Written task A — Can you give the listing again from the line with "layer-row-walkable[interactable]: ✔ Walkable" through its end, replacing "interactable" with "clickable" and leaving everything else unchanged?

-- start of Page text --

NZ shares snap six-day decline
Many New Zealand shares bounced back from a six-day slump as investors began to see bargains in the depressed prices with the benchmark equity index down more than 7% this year.
Friday, February 26th 2021, 6:05PM
by BusinessDesk
The S&P/NZX 50 Index rose 86.63 points, or 0.7%, to 12,227.29. Within the index, 25 stocks fell, 24 rose and one was unchanged. Turnover was $383 million.
A raft of positive results from listed companies, in the past two weeks, have been overshadowed by rising interest rates which caused the share market to fall significantly.
“It has been a reasonably healthy reporting season, which is not reflected at all with how the market as performed this month,” said Mark Lister, head of private wealth research at Craigs Investment Partners.
The 10-year swap rate hit 2% during the day, before easing back to 1.975%. The share market finished the day higher as some stocks bounced from sustained selling.
Lister said some share prices had fallen so far investors were beginning to see buying opportunities, with some stocks down 15-to-20% this month.
“It’s not a bad thing that interest rates are going up,” Lister said. “They are going up because the world is not ending like we thought it was last year.”
A2 Milk Company was up 3.8% as it recovered a little from a 16% drop yesterday.
Lister said the “jury is still out” on the milk marketing firm which has now downgraded its earnings forecast three times.
“It wasn’t a comforting result and there do appear to be some longer-term challenges for the business,” he said.
Shares in Port of Tauranga jumped 3.4% to $7.62 on its improved profits despite volatile cargo volumes and congestion issues at Port of Auckland.
Lister said getting net profit up 2.3% to $49.4m was an impressive result.
Tourism Holdings today said it had taken control of its motorhome supply chain, buying out its partner for $9m to have an end-to-end RV business across Australia and New Zealand.
The RV rental operator reported revenue of $205.8m in the six months ended Dec 31, compared to $207.5m a year earlier due to a sell-off of its vehicle fleet. Shares in the company rose 2.7% to $2.25.

-- end of Page text --

Written task B — Transcribe the NZ shares report from "The 10-year swap" to "from sustained selling.".

-- start of Material provided --

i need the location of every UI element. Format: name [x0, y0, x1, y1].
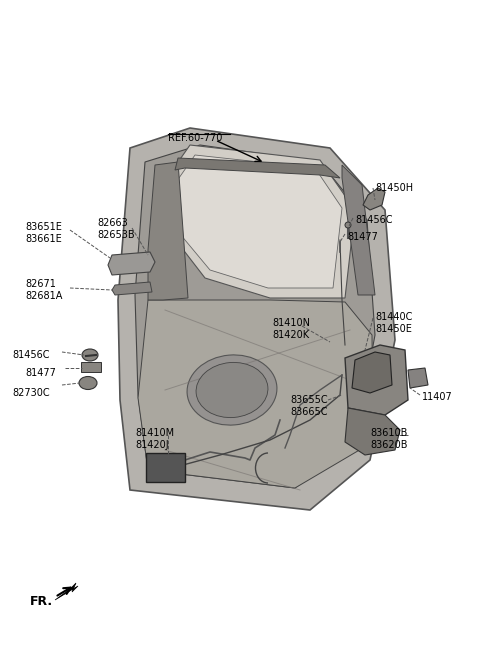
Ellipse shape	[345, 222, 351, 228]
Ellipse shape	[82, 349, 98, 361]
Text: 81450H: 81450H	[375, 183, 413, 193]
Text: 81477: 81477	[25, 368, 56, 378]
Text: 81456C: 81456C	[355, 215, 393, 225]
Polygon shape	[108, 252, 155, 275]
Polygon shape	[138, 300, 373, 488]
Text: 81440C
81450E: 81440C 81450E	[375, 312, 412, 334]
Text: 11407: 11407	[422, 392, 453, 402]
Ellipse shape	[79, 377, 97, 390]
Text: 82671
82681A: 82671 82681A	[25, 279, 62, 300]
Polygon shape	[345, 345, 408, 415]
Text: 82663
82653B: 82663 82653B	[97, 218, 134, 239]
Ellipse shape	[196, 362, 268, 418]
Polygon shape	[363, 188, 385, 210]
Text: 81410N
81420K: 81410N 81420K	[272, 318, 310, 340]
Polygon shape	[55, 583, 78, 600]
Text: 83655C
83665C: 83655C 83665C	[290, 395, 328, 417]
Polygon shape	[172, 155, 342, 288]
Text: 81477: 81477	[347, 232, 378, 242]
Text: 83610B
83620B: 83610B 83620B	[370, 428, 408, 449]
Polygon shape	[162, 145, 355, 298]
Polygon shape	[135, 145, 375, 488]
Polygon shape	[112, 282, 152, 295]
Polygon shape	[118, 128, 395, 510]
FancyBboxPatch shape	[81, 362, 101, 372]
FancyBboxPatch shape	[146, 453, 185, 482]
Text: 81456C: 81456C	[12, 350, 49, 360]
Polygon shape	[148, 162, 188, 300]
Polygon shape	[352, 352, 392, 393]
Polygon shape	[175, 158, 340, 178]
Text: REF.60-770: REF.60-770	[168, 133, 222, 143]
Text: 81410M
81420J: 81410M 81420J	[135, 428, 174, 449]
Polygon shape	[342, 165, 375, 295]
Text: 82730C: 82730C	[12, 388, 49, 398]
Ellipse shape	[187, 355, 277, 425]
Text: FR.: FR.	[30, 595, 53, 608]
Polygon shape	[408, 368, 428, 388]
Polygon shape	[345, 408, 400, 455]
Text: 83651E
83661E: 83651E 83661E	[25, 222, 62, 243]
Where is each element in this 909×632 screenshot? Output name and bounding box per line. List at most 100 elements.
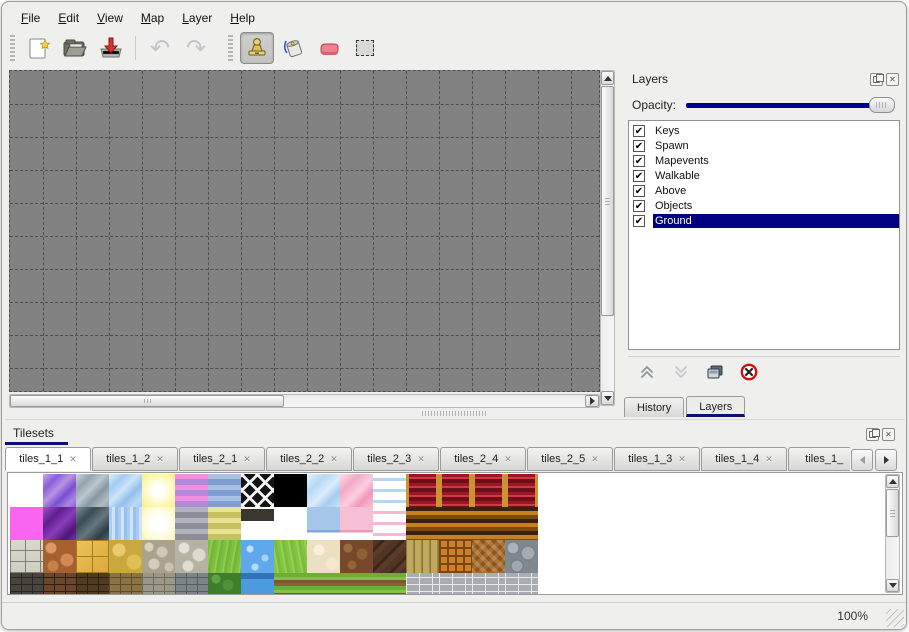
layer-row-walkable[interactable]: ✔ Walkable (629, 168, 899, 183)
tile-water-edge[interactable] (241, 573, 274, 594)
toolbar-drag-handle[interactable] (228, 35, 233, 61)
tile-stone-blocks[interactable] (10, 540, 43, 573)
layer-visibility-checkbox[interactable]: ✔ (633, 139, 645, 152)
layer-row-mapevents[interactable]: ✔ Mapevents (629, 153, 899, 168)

-- end of Material provided --

Output A —
layer-row-walkable[clickable]: ✔ Walkable (629, 168, 899, 183)
tile-water-edge[clickable] (241, 573, 274, 594)
toolbar-drag-handle[clickable] (228, 35, 233, 61)
tile-stone-blocks[clickable] (10, 540, 43, 573)
layer-visibility-checkbox[clickable]: ✔ (633, 139, 645, 152)
layer-row-mapevents[clickable]: ✔ Mapevents (629, 153, 899, 168)

Output B —
The 10-year swap rate hit 2% during the day, before easing back to 1.975%. The share market finished the day higher as some stocks bounced from sustained selling.